» **Work to complete**
Go through the material below and copy each line where the word "Higher" appears.

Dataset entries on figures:
>>>>>

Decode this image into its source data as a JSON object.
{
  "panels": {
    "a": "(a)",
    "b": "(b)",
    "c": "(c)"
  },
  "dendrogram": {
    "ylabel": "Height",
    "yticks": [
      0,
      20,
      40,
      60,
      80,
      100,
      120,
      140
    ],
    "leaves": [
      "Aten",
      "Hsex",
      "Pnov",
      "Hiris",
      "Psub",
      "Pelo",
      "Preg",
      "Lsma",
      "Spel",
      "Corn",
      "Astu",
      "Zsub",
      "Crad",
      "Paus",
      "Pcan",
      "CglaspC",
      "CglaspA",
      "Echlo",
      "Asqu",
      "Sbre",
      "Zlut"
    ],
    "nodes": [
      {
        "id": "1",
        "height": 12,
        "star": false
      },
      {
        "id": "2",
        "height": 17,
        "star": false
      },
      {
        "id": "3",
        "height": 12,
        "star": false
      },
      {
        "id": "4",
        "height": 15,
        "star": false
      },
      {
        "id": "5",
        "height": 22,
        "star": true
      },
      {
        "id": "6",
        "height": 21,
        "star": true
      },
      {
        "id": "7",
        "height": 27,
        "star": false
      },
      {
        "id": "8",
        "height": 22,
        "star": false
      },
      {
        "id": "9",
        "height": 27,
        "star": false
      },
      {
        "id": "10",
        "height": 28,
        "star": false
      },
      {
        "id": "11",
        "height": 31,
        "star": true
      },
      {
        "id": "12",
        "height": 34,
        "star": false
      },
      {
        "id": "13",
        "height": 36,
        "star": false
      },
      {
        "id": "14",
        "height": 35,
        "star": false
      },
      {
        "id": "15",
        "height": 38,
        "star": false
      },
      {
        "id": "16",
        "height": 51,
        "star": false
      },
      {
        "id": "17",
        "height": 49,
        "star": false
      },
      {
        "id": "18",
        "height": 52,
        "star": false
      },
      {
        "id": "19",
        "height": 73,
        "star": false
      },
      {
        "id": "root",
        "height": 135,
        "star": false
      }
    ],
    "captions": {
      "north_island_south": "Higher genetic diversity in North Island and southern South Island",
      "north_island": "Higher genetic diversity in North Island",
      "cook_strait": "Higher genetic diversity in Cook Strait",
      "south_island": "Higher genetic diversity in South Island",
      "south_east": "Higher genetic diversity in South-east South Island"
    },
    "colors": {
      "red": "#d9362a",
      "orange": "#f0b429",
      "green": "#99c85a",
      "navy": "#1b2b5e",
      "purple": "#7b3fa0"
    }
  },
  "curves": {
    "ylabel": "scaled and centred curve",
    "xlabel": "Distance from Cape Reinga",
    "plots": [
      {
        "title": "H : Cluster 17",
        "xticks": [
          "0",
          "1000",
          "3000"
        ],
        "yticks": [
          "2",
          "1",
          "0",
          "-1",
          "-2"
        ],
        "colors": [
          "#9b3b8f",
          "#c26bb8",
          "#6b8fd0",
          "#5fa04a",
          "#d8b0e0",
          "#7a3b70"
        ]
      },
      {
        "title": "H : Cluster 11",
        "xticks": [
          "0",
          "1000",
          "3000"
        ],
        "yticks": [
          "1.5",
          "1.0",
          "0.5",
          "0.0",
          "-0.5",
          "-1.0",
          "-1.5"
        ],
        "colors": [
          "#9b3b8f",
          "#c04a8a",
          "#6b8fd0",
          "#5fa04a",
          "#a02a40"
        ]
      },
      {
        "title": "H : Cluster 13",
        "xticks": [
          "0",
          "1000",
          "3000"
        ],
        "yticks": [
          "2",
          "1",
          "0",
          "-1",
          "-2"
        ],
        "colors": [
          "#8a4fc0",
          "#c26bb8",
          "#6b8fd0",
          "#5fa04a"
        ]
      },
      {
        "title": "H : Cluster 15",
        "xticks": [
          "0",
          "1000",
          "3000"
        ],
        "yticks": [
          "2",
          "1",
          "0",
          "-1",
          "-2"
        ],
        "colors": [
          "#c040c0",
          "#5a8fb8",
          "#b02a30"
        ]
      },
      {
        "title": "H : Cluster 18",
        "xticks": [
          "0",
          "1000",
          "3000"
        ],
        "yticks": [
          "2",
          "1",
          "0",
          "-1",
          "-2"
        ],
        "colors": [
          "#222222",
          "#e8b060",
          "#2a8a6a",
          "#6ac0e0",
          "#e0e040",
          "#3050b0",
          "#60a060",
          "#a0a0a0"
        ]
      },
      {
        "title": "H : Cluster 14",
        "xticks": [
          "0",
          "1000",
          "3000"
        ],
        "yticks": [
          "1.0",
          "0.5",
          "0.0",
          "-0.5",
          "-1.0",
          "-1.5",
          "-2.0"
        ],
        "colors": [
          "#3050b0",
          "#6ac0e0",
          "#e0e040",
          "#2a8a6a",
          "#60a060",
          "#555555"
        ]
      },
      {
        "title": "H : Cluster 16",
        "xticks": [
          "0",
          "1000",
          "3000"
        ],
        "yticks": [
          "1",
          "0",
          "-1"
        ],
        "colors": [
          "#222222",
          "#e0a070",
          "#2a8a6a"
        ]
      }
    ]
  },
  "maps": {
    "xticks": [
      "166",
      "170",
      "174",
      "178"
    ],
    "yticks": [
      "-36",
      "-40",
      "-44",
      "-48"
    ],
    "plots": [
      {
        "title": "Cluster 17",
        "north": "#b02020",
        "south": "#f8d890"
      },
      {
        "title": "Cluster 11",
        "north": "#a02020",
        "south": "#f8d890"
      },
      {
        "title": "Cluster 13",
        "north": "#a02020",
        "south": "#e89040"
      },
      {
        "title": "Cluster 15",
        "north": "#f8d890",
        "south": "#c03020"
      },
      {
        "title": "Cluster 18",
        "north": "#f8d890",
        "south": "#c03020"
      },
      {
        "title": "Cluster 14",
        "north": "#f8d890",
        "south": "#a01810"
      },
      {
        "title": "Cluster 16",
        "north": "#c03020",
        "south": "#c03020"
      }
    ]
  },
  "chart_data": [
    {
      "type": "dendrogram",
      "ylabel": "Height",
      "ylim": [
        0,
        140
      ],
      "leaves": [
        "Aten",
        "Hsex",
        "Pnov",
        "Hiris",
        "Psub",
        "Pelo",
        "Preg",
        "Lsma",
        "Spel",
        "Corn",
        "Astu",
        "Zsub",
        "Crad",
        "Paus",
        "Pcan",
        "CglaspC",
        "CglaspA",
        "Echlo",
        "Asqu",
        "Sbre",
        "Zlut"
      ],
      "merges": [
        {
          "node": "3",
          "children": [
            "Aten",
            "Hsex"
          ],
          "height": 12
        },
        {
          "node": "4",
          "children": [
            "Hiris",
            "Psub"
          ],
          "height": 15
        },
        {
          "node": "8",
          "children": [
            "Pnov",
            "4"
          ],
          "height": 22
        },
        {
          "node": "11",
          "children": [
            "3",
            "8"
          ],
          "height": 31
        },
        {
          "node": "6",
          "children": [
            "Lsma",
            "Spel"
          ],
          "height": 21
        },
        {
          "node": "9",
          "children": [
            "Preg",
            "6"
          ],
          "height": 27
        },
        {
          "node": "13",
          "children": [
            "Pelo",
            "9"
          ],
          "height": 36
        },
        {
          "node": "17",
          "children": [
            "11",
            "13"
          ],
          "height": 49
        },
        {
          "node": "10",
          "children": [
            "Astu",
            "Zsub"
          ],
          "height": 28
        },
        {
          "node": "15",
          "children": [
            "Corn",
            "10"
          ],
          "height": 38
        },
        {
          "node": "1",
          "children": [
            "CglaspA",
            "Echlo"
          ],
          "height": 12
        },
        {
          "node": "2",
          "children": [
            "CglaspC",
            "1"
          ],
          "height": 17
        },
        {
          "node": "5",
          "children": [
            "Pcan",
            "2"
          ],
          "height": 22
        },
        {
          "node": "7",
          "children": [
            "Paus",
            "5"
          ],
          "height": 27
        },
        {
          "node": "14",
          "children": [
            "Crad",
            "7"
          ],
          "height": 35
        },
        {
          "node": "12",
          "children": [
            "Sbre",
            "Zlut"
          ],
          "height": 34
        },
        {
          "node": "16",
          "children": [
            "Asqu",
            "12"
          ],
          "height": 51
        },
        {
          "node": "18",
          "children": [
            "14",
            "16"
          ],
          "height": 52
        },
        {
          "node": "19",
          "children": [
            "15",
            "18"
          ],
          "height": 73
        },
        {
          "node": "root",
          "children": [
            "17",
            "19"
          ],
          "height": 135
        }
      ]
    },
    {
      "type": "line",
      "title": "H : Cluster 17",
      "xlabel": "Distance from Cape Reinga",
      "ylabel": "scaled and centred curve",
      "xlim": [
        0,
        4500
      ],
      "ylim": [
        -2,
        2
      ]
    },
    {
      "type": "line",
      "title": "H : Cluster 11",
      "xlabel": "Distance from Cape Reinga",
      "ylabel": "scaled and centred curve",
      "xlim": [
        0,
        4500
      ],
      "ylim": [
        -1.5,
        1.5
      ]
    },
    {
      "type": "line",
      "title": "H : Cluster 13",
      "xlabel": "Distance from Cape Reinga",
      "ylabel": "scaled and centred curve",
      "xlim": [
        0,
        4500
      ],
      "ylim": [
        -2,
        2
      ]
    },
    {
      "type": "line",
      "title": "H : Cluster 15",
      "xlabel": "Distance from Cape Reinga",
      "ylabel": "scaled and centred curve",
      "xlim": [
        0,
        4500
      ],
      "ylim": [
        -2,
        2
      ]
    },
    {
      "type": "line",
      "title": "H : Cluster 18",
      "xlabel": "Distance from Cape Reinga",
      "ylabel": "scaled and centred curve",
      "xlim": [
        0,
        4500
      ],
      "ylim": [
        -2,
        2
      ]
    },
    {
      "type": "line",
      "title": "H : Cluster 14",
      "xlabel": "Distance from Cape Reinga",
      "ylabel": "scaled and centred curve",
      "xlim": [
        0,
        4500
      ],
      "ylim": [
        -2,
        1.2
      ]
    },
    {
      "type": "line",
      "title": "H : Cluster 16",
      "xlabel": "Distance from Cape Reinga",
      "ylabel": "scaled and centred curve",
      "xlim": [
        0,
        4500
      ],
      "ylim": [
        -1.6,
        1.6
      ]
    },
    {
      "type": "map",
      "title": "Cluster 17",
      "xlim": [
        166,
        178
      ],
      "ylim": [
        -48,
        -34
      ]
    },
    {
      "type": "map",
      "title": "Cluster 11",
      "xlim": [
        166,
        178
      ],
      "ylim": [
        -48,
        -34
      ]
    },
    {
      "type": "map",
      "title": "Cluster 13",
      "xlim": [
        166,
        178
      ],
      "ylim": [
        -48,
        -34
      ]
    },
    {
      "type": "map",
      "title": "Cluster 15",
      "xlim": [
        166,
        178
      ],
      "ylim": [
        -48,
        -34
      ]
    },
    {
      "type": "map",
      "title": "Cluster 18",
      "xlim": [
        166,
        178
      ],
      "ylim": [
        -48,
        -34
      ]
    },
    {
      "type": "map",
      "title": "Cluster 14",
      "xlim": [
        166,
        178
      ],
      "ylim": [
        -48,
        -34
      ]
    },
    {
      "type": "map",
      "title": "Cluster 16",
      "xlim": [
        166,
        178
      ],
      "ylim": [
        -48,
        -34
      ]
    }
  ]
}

<<<<<

» **Completed task**
      "north_island_south": "Higher genetic diversity in North Island and southern South Island",
      "north_island": "Higher genetic diversity in North Island",
      "cook_strait": "Higher genetic diversity in Cook Strait",
      "south_island": "Higher genetic diversity in South Island",
      "south_east": "Higher genetic diversity in South-east South Island"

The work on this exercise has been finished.